**Brano fornito:**
• • • • •
Per la politica estera italiana si trattava di una grande svolta. Le due guerre di indipendenza erano state combattute sotto il segno dell'alleanza francese ma Napoleone III aveva abbandonato l'Italia al momento della vittoria finale. Perfino i moderati attribuivano a lui la colpa della mancata conquista di Venezia ed era stato sempre Napoleone III a porre il veto alla conquista di Roma.

Il conflitto, che per l'Italia divenne la Terza guerra d'indipendenza, scoppiò nel giugno del 1866. I prussiani dimostrarono una netta superiorità strategica, di addestramento e di armamento, occupando con un'operazione rapidissima gli Stati tedeschi alleati degli Asburgo e sfondando le linee austriache in direzione di Praga. Il 3 luglio la battaglia di Sadowa, in Boemia, pose di fatto fine alla guerra. La Confederazione germanica fu sciolta e a nord del fiume Meno l'influenza austriaca fu eliminata. La Prussica incorporava vari Stati tedeschi (oltre ai due ducati contesi), unificava il suo territorio saldando le province occidentali renane con Berlino, attraverso l'annessione dell'Assia e dell'Hannover, e diventava leader indiscusso della nazione tedesca.

Per gli italiani la guerra fu invece disastrosa sotto il profilo militare: sia nella battaglia terrestre di Custoza (24 giugno), dove già i piemontesi avevano perso nel 1848 la Prima guerra d'indipendenza, sia in quella navale di Lissa (20 luglio), nell'Adriatico, gli italiani furono sconfitti. Tuttavia, grazie alla vittoria prussiana, l'Italia otteneva finalmente Venezia, ma non Trento e Trieste, e non ancora Roma.
• • • • •
**Cosa farai:**
[a] Secondo il brano sulla Terza guerra d'indipendenza, in che giorno si combatté la battaglia di Sadowa?
[b] Prosegui il brano sulla Terza guerra d'indipendenza a partire dalla sua ultima frase.
Il materiale proviene da un'altra fonte.
• • • • •
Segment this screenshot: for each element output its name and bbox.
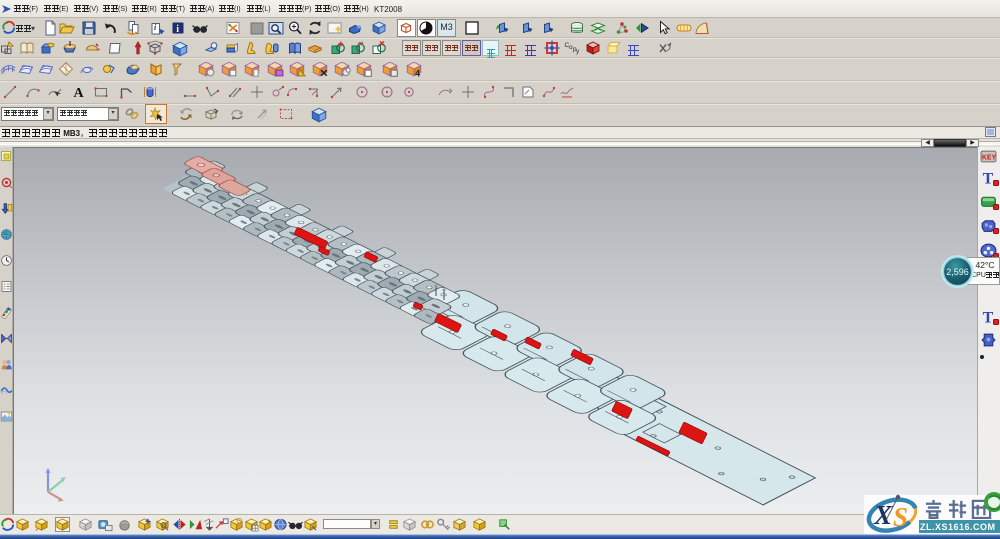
svg-text:X: X: [873, 500, 893, 530]
svg-text:T: T: [983, 170, 994, 186]
svg-text:2,596: 2,596: [946, 267, 969, 277]
svg-text:T: T: [983, 309, 994, 325]
svg-text:KEY: KEY: [982, 155, 997, 162]
svg-text:S: S: [893, 502, 908, 532]
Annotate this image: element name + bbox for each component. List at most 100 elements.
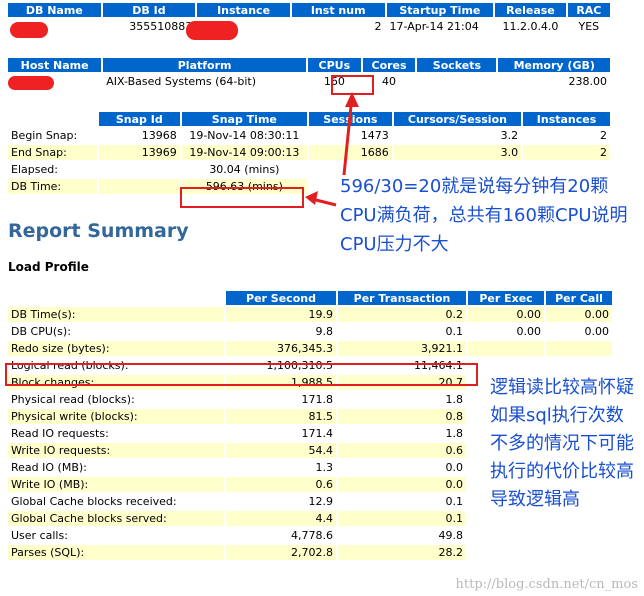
per-exec-value bbox=[468, 358, 544, 373]
per-transaction-value: 28.2 bbox=[338, 545, 466, 560]
load-row: DB CPU(s): 9.8 0.1 0.00 0.00 bbox=[8, 324, 612, 339]
metric-label: Redo size (bytes): bbox=[8, 341, 224, 356]
memory-value: 238.00 bbox=[498, 74, 610, 89]
per-transaction-value: 0.1 bbox=[338, 494, 466, 509]
cores-header: Cores bbox=[362, 58, 416, 72]
per-second-value: 12.9 bbox=[226, 494, 336, 509]
per-call-value bbox=[546, 545, 612, 560]
host-header-row: Host Name Platform CPUs Cores Sockets Me… bbox=[8, 58, 610, 72]
snap-instances: 2 bbox=[523, 145, 610, 160]
report-summary-heading: Report Summary bbox=[8, 220, 189, 242]
watermark: http://blog.csdn.net/cn_mos bbox=[455, 577, 638, 592]
load-row: User calls: 4,778.6 49.8 bbox=[8, 528, 612, 543]
cpus-header: CPUs bbox=[307, 58, 361, 72]
host-name-header: Host Name bbox=[8, 58, 102, 72]
platform-header: Platform bbox=[103, 58, 306, 72]
db-info-table: DB Name DB Id Instance Inst num Startup … bbox=[6, 1, 612, 36]
snap-sessions: 1686 bbox=[308, 145, 392, 160]
metric-label: Physical read (blocks): bbox=[8, 392, 224, 407]
snap-time: 30.04 (mins) bbox=[181, 162, 307, 177]
db-time-highlight-box bbox=[180, 187, 304, 208]
release-header: Release bbox=[495, 3, 566, 17]
per-second-value: 9.8 bbox=[226, 324, 336, 339]
redacted-db-name bbox=[10, 22, 48, 38]
per-second-value: 376,345.3 bbox=[226, 341, 336, 356]
per-second-value: 4.4 bbox=[226, 511, 336, 526]
snap-instances: 2 bbox=[523, 128, 610, 143]
per-transaction-header: Per Transaction bbox=[338, 291, 466, 305]
inst-num-value: 2 bbox=[291, 19, 385, 34]
per-transaction-value: 0.2 bbox=[338, 307, 466, 322]
per-transaction-value: 0.0 bbox=[338, 460, 466, 475]
per-second-value: 171.4 bbox=[226, 426, 336, 441]
metric-label: Parses (SQL): bbox=[8, 545, 224, 560]
host-info-table: Host Name Platform CPUs Cores Sockets Me… bbox=[6, 56, 612, 91]
snap-id: 13969 bbox=[98, 145, 180, 160]
per-second-value: 19.9 bbox=[226, 307, 336, 322]
load-row: Redo size (bytes): 376,345.3 3,921.1 bbox=[8, 341, 612, 356]
per-exec-value: 0.00 bbox=[468, 324, 544, 339]
snap-cursors: 3.2 bbox=[393, 128, 522, 143]
redacted-instance bbox=[186, 21, 238, 40]
per-second-value: 0.6 bbox=[226, 477, 336, 492]
per-transaction-value: 0.6 bbox=[338, 443, 466, 458]
inst-num-header: Inst num bbox=[291, 3, 385, 17]
snap-time: 19-Nov-14 08:30:11 bbox=[181, 128, 307, 143]
snap-label: DB Time: bbox=[8, 179, 97, 194]
per-transaction-value: 1.8 bbox=[338, 426, 466, 441]
sockets-header: Sockets bbox=[417, 58, 497, 72]
per-transaction-value: 0.8 bbox=[338, 409, 466, 424]
per-exec-value bbox=[468, 545, 544, 560]
per-call-value bbox=[546, 358, 612, 373]
metric-label: User calls: bbox=[8, 528, 224, 543]
per-transaction-value: 49.8 bbox=[338, 528, 466, 543]
per-transaction-value: 1.8 bbox=[338, 392, 466, 407]
load-blank-header bbox=[8, 291, 224, 305]
snap-label: End Snap: bbox=[8, 145, 97, 160]
metric-label: Write IO requests: bbox=[8, 443, 224, 458]
snap-time-header: Snap Time bbox=[181, 112, 307, 126]
metric-label: Physical write (blocks): bbox=[8, 409, 224, 424]
snap-header-row: Snap Id Snap Time Sessions Cursors/Sessi… bbox=[8, 112, 610, 126]
arrow-to-dbtime bbox=[311, 197, 337, 207]
per-second-value: 81.5 bbox=[226, 409, 336, 424]
memory-header: Memory (GB) bbox=[498, 58, 610, 72]
host-row: AIX-Based Systems (64-bit) 160 40 238.00 bbox=[8, 74, 610, 89]
db-id-header: DB Id bbox=[102, 3, 196, 17]
metric-label: DB Time(s): bbox=[8, 307, 224, 322]
metric-label: Write IO (MB): bbox=[8, 477, 224, 492]
snap-sessions: 1473 bbox=[308, 128, 392, 143]
cpu-analysis-note: 596/30=20就是说每分钟有20颗CPU满负荷，总共有160颗CPU说明CP… bbox=[340, 176, 628, 255]
instances-header: Instances bbox=[523, 112, 610, 126]
cpus-highlight-box bbox=[331, 75, 374, 95]
redacted-host-name bbox=[8, 76, 54, 90]
db-name-header: DB Name bbox=[8, 3, 101, 17]
db-info-header-row: DB Name DB Id Instance Inst num Startup … bbox=[8, 3, 610, 17]
per-exec-value bbox=[468, 528, 544, 543]
load-row: Parses (SQL): 2,702.8 28.2 bbox=[8, 545, 612, 560]
metric-label: Global Cache blocks received: bbox=[8, 494, 224, 509]
sessions-header: Sessions bbox=[308, 112, 392, 126]
per-call-value bbox=[546, 528, 612, 543]
rac-header: RAC bbox=[567, 3, 610, 17]
snap-label: Begin Snap: bbox=[8, 128, 97, 143]
db-info-row: 355510883 2 17-Apr-14 21:04 11.2.0.4.0 Y… bbox=[8, 19, 610, 34]
snap-blank-header bbox=[8, 112, 97, 126]
db-id-value: 355510883 bbox=[102, 19, 196, 34]
release-value: 11.2.0.4.0 bbox=[495, 19, 566, 34]
instance-header: Instance bbox=[197, 3, 290, 17]
per-second-value: 54.4 bbox=[226, 443, 336, 458]
startup-time-value: 17-Apr-14 21:04 bbox=[386, 19, 494, 34]
per-call-value: 0.00 bbox=[546, 324, 612, 339]
per-second-value: 4,778.6 bbox=[226, 528, 336, 543]
snap-id bbox=[98, 162, 180, 177]
per-exec-value: 0.00 bbox=[468, 307, 544, 322]
load-header-row: Per Second Per Transaction Per Exec Per … bbox=[8, 291, 612, 305]
per-call-header: Per Call bbox=[546, 291, 612, 305]
snap-id bbox=[98, 179, 180, 194]
per-exec-header: Per Exec bbox=[468, 291, 544, 305]
snap-row-end: End Snap: 13969 19-Nov-14 09:00:13 1686 … bbox=[8, 145, 610, 160]
metric-label: Read IO (MB): bbox=[8, 460, 224, 475]
snap-row-begin: Begin Snap: 13968 19-Nov-14 08:30:11 147… bbox=[8, 128, 610, 143]
rac-value: YES bbox=[567, 19, 610, 34]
• • • • •
**Risposte per compito:**
[a] Il 3 luglio.

[b]
La guerra franco-prussiana e l'Impero tedesco. Roma capitale d'Italia.

La vocazione autoritaria e militare della Prussia, dopo la rapidissima vittoria sull'Austria, venne indirizzata da Bismarck contro la Francia. L'obiettivo era quello di compattare il sentimento nazionale tedesco contro il nemico storico e di fornire quindi la spinta mancante al popolo tedesco per completare la propria unità, e alla Prussia per realizzare la sua indiscussa leadership. 

Napoleone III aveva cercato fin dall'inizio di arrogarsi il ruolo di mediatore fra Prussia e Austria, e di conseguenza di garante dell'assetto politico al di là del Reno. Al rafforzamento della Prussia doveva corrispondere, nelle sue intenzioni, un parallelo rafforzamento francese, fatto sia di espansioni territoriali sia di egemonia sulla Germania meridionale, dove l'influenza austriaca era in declino. Se vedeva con favore un ridimensionamento della potenza austriaca, la diplomazia francese lavorava parallelamente per impedire l'unificazione tedesca, che avrebbe creato un avversario troppo forte. Napoleone III manovrò diplomaticamente molto male, mentre Bismarck assai abilmente riuscì a convincere gli Stati tedeschi meridionali e l'Europa intera delle mire espansioniste della Francia a danno del popolo tedesco. Da quel momento la pace in Europa fu in grave pericolo e di nuovo per lo scontro fra i due nemici di sempre: i francesi e i tedeschi. Accumulando un errore dopo l'altro, l'imperatore francese allacciò trattative con la Russia e con l'Austria, accrescendo con l'incubo dell'accerchiamento il sentimento nazionalista dei tedeschi.

La situazione degenerò rapidamente e nel luglio del 1870 la Francia e la Prussia erano in guerra, gonfie di reciproco risentimento nazionalista.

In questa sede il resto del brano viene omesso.